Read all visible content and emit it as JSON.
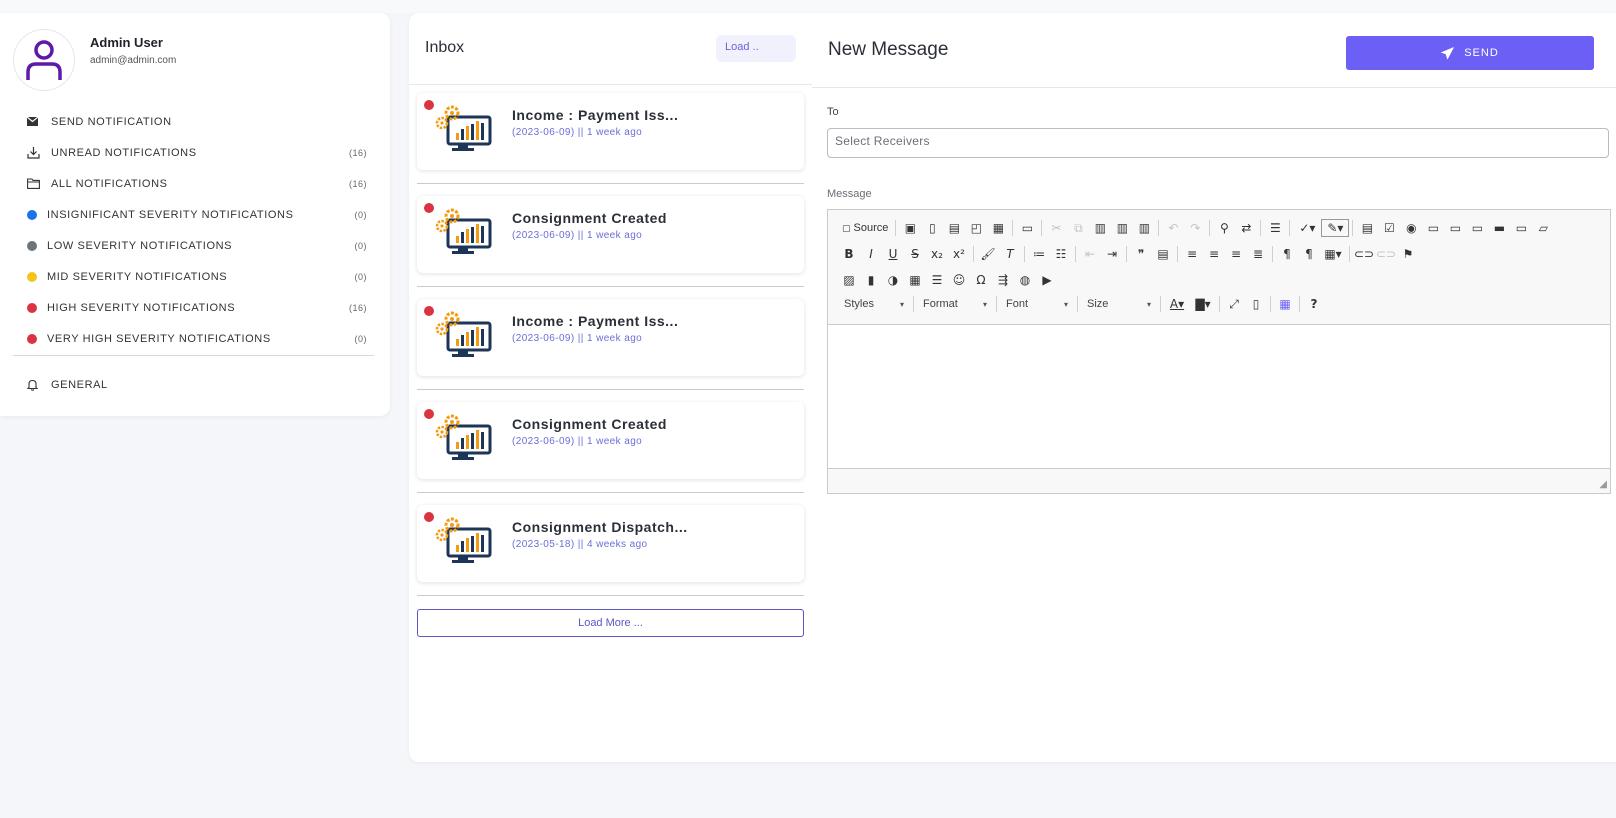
{
  "profile": {
    "name": "Admin User",
    "email": "admin@admin.com"
  },
  "sidebar": {
    "items": [
      {
        "label": "SEND NOTIFICATION",
        "count": "",
        "icon": "envelope-icon"
      },
      {
        "label": "UNREAD NOTIFICATIONS",
        "count": "(16)",
        "icon": "download-icon"
      },
      {
        "label": "ALL NOTIFICATIONS",
        "count": "(16)",
        "icon": "folder-icon"
      },
      {
        "label": "INSIGNIFICANT SEVERITY NOTIFICATIONS",
        "count": "(0)",
        "color": "#1a73e8"
      },
      {
        "label": "LOW SEVERITY NOTIFICATIONS",
        "count": "(0)",
        "color": "#6c757d"
      },
      {
        "label": "MID SEVERITY NOTIFICATIONS",
        "count": "(0)",
        "color": "#f5c419"
      },
      {
        "label": "HIGH SEVERITY NOTIFICATIONS",
        "count": "(16)",
        "color": "#d9343f"
      },
      {
        "label": "VERY HIGH SEVERITY NOTIFICATIONS",
        "count": "(0)",
        "color": "#d9343f"
      }
    ],
    "general": {
      "label": "GENERAL",
      "icon": "bell-icon"
    }
  },
  "inbox": {
    "title": "Inbox",
    "load_label": "Load ..",
    "load_more_label": "Load More ...",
    "messages": [
      {
        "title": "Income : Payment Iss...",
        "meta": "(2023-06-09) || 1 week ago"
      },
      {
        "title": "Consignment Created",
        "meta": "(2023-06-09) || 1 week ago"
      },
      {
        "title": "Income : Payment Iss...",
        "meta": "(2023-06-09) || 1 week ago"
      },
      {
        "title": "Consignment Created",
        "meta": "(2023-06-09) || 1 week ago"
      },
      {
        "title": "Consignment Dispatch...",
        "meta": "(2023-05-18) || 4 weeks ago"
      }
    ]
  },
  "compose": {
    "title": "New Message",
    "send_label": "SEND",
    "to_label": "To",
    "to_placeholder": "Select Receivers",
    "message_label": "Message",
    "editor": {
      "source_label": "Source",
      "styles_label": "Styles",
      "format_label": "Format",
      "font_label": "Font",
      "size_label": "Size"
    }
  },
  "colors": {
    "accent": "#6c5ff5",
    "unread_dot": "#d9343f",
    "link": "#6a6fd6"
  }
}
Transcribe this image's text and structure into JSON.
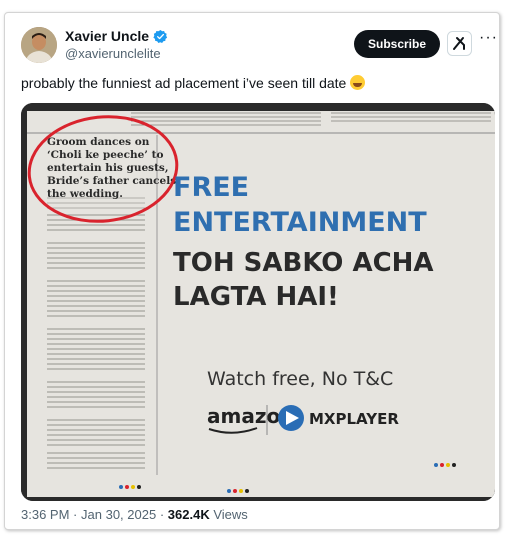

■ The problem: Print the full listing exactly, dropping the pictures.

■ Solution to the exercise:
Read all visible content and emit it as JSON.
{
  "profile": {
    "name": "Admin User",
    "email": "admin@admin.com"
  },
  "sidebar": {
    "items": [
      {
        "label": "SEND NOTIFICATION",
        "count": "",
        "icon": "envelope-icon"
      },
      {
        "label": "UNREAD NOTIFICATIONS",
        "count": "(16)",
        "icon": "download-icon"
      },
      {
        "label": "ALL NOTIFICATIONS",
        "count": "(16)",
        "icon": "folder-icon"
      },
      {
        "label": "INSIGNIFICANT SEVERITY NOTIFICATIONS",
        "count": "(0)",
        "color": "#1a73e8"
      },
      {
        "label": "LOW SEVERITY NOTIFICATIONS",
        "count": "(0)",
        "color": "#6c757d"
      },
      {
        "label": "MID SEVERITY NOTIFICATIONS",
        "count": "(0)",
        "color": "#f5c419"
      },
      {
        "label": "HIGH SEVERITY NOTIFICATIONS",
        "count": "(16)",
        "color": "#d9343f"
      },
      {
        "label": "VERY HIGH SEVERITY NOTIFICATIONS",
        "count": "(0)",
        "color": "#d9343f"
      }
    ],
    "general": {
      "label": "GENERAL",
      "icon": "bell-icon"
    }
  },
  "inbox": {
    "title": "Inbox",
    "load_label": "Load ..",
    "load_more_label": "Load More ...",
    "messages": [
      {
        "title": "Income : Payment Iss...",
        "meta": "(2023-06-09) || 1 week ago"
      },
      {
        "title": "Consignment Created",
        "meta": "(2023-06-09) || 1 week ago"
      },
      {
        "title": "Income : Payment Iss...",
        "meta": "(2023-06-09) || 1 week ago"
      },
      {
        "title": "Consignment Created",
        "meta": "(2023-06-09) || 1 week ago"
      },
      {
        "title": "Consignment Dispatch...",
        "meta": "(2023-05-18) || 4 weeks ago"
      }
    ]
  },
  "compose": {
    "title": "New Message",
    "send_label": "SEND",
    "to_label": "To",
    "to_placeholder": "Select Receivers",
    "message_label": "Message",
    "editor": {
      "source_label": "Source",
      "styles_label": "Styles",
      "format_label": "Format",
      "font_label": "Font",
      "size_label": "Size"
    }
  },
  "colors": {
    "accent": "#6c5ff5",
    "unread_dot": "#d9343f",
    "link": "#6a6fd6"
  }
}
Transcribe this image's text and structure into JSON.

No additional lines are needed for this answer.